TASK INSTRUCTIONS:
Turn the rows below into a numbered list, dropping any blank lines.

RECORDS SUPPLIED:
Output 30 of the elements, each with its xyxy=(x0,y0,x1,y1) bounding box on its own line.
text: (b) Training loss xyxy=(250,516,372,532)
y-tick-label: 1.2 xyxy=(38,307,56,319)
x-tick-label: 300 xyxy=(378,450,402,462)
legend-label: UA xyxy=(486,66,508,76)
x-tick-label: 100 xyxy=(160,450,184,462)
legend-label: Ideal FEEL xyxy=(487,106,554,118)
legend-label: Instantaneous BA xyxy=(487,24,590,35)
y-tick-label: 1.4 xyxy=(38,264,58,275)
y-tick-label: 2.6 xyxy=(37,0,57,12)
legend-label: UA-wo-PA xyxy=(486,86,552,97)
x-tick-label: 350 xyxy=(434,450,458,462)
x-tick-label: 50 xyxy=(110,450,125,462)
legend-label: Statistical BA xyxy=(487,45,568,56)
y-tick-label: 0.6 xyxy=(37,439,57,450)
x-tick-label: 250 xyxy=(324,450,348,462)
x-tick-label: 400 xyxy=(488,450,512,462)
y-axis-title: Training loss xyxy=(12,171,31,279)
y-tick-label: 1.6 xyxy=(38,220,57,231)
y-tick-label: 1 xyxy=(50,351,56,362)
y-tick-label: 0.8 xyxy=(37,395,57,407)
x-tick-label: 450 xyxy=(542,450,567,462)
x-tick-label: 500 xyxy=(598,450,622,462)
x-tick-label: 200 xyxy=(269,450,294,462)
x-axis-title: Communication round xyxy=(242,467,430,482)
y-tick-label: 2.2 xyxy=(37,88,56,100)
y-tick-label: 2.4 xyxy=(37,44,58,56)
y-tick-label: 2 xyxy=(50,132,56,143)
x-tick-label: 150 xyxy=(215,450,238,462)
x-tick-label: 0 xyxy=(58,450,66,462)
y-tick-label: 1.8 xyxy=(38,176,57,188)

EXPECTED ANSWER:
1. Output 30 of the elements, each with its xyxy=(x0,y0,x1,y1) bounding box on its own line.
2. text: (b) Training loss xyxy=(250,516,372,532)
3. y-tick-label: 1.2 xyxy=(38,307,56,319)
4. x-tick-label: 300 xyxy=(378,450,402,462)
5. legend-label: UA xyxy=(486,66,508,76)
6. x-tick-label: 100 xyxy=(160,450,184,462)
7. legend-label: Ideal FEEL xyxy=(487,106,554,118)
8. legend-label: Instantaneous BA xyxy=(487,24,590,35)
9. y-tick-label: 1.4 xyxy=(38,264,58,275)
10. y-tick-label: 2.6 xyxy=(37,0,57,12)
11. legend-label: UA-wo-PA xyxy=(486,86,552,97)
12. x-tick-label: 350 xyxy=(434,450,458,462)
13. x-tick-label: 50 xyxy=(110,450,125,462)
14. legend-label: Statistical BA xyxy=(487,45,568,56)
15. y-tick-label: 0.6 xyxy=(37,439,57,450)
16. x-tick-label: 250 xyxy=(324,450,348,462)
17. x-tick-label: 400 xyxy=(488,450,512,462)
18. y-axis-title: Training loss xyxy=(12,171,31,279)
19. y-tick-label: 1.6 xyxy=(38,220,57,231)
20. y-tick-label: 1 xyxy=(50,351,56,362)
21. y-tick-label: 0.8 xyxy=(37,395,57,407)
22. x-tick-label: 450 xyxy=(542,450,567,462)
23. x-tick-label: 500 xyxy=(598,450,622,462)
24. x-tick-label: 200 xyxy=(269,450,294,462)
25. x-axis-title: Communication round xyxy=(242,467,430,482)
26. y-tick-label: 2.2 xyxy=(37,88,56,100)
27. y-tick-label: 2.4 xyxy=(37,44,58,56)
28. y-tick-label: 2 xyxy=(50,132,56,143)
29. x-tick-label: 150 xyxy=(215,450,238,462)
30. x-tick-label: 0 xyxy=(58,450,66,462)
31. y-tick-label: 1.8 xyxy=(38,176,57,188)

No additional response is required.